__Part of a data file__.
## START
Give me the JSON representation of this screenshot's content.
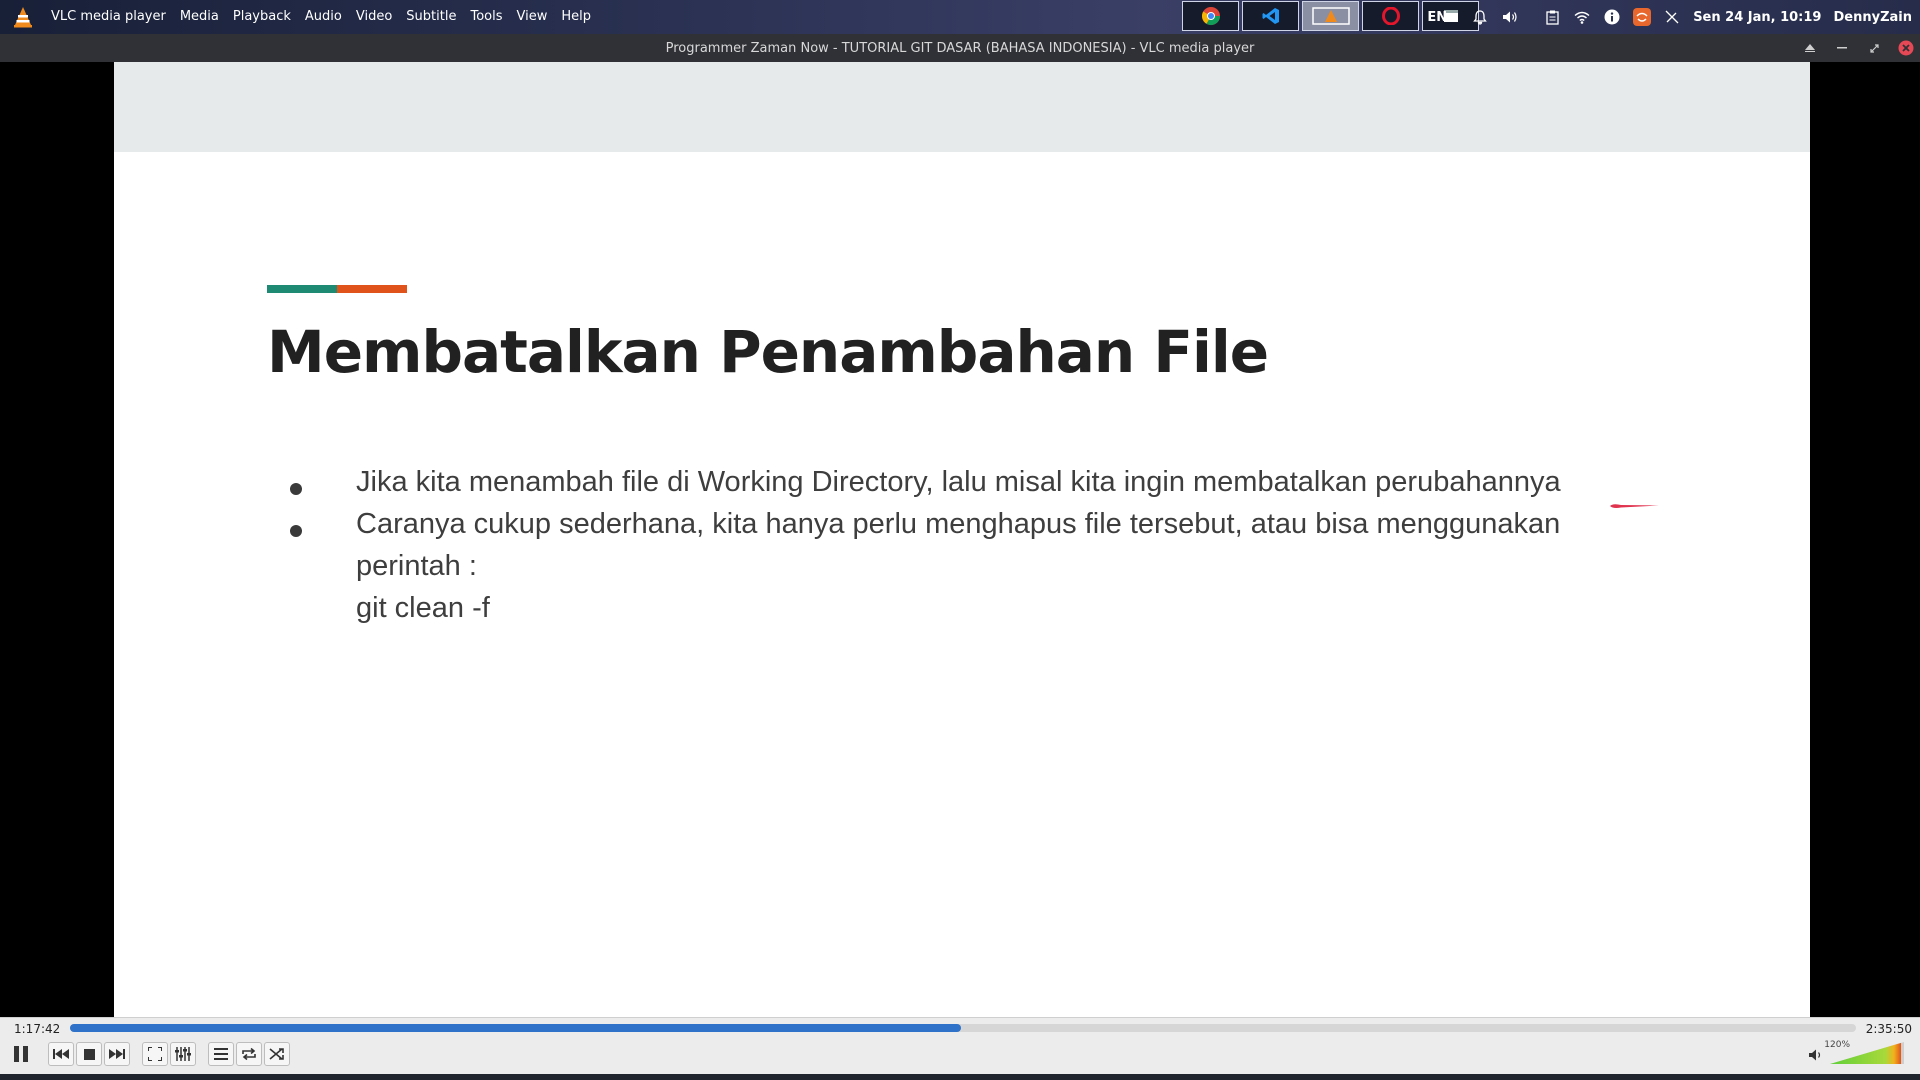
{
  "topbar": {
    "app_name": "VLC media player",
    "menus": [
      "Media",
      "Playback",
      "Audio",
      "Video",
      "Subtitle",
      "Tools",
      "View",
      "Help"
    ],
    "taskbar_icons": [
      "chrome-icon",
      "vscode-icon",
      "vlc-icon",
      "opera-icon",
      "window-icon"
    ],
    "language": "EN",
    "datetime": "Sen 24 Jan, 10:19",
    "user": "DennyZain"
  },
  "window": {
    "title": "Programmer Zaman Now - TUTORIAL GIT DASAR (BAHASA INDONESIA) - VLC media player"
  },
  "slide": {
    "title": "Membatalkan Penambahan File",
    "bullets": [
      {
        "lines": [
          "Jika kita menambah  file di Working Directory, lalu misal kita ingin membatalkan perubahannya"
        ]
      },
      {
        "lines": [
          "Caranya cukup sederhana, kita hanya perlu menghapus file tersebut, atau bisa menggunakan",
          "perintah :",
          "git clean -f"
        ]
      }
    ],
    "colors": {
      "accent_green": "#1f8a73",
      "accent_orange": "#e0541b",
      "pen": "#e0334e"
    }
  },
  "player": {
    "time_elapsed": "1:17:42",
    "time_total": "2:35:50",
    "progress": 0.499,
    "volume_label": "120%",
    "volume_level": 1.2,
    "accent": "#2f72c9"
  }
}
## END
__Set exercise__. Using the records given above, list every line that includes the word "kita".

__Expected answer__.
          "Jika kita menambah  file di Working Directory, lalu misal kita ingin membatalkan perubahannya"
          "Caranya cukup sederhana, kita hanya perlu menghapus file tersebut, atau bisa menggunakan",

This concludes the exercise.